Reproduce the lines of the material exactly, excluding every image.
++++ Record extracts
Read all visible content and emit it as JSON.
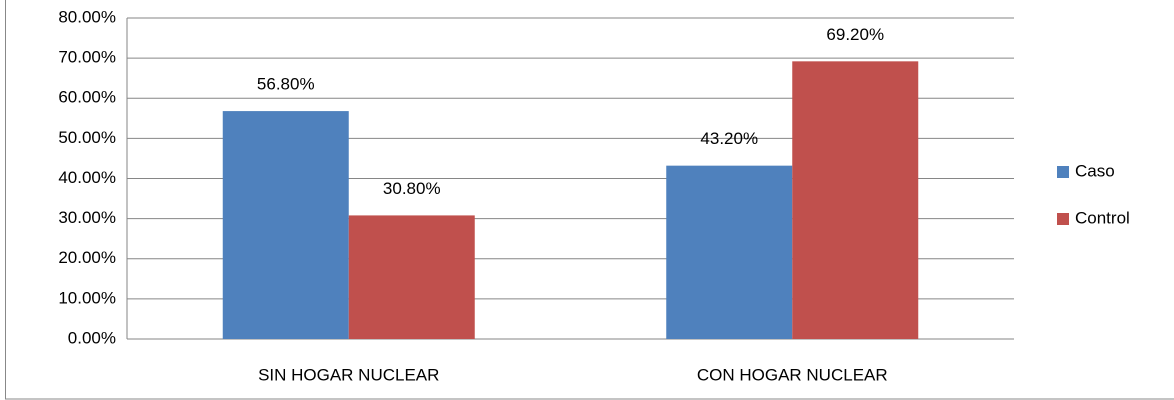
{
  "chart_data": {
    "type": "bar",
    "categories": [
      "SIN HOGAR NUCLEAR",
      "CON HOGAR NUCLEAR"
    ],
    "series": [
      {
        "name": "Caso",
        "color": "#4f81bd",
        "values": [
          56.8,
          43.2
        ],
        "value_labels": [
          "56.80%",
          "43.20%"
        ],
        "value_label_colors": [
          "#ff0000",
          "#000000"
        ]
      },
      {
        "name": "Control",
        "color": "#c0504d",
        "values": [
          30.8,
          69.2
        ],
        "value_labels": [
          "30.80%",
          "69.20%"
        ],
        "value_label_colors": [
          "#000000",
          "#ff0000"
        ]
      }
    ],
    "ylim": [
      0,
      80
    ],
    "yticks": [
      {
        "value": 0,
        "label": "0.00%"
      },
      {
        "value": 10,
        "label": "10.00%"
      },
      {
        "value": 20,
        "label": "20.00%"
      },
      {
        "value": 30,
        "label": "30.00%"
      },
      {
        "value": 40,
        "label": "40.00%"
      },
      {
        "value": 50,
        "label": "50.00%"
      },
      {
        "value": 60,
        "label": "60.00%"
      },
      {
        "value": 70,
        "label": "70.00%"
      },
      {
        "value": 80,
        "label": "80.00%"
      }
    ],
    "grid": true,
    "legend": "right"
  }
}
++++++++
(Full output)
Read all visible content and emit it as JSON.
{
  "chart_data": {
    "type": "bar",
    "categories": [
      "SIN HOGAR NUCLEAR",
      "CON HOGAR NUCLEAR"
    ],
    "series": [
      {
        "name": "Caso",
        "color": "#4f81bd",
        "values": [
          56.8,
          43.2
        ],
        "value_labels": [
          "56.80%",
          "43.20%"
        ],
        "value_label_colors": [
          "#ff0000",
          "#000000"
        ]
      },
      {
        "name": "Control",
        "color": "#c0504d",
        "values": [
          30.8,
          69.2
        ],
        "value_labels": [
          "30.80%",
          "69.20%"
        ],
        "value_label_colors": [
          "#000000",
          "#ff0000"
        ]
      }
    ],
    "ylim": [
      0,
      80
    ],
    "yticks": [
      {
        "value": 0,
        "label": "0.00%"
      },
      {
        "value": 10,
        "label": "10.00%"
      },
      {
        "value": 20,
        "label": "20.00%"
      },
      {
        "value": 30,
        "label": "30.00%"
      },
      {
        "value": 40,
        "label": "40.00%"
      },
      {
        "value": 50,
        "label": "50.00%"
      },
      {
        "value": 60,
        "label": "60.00%"
      },
      {
        "value": 70,
        "label": "70.00%"
      },
      {
        "value": 80,
        "label": "80.00%"
      }
    ],
    "grid": true,
    "legend": "right"
  }
}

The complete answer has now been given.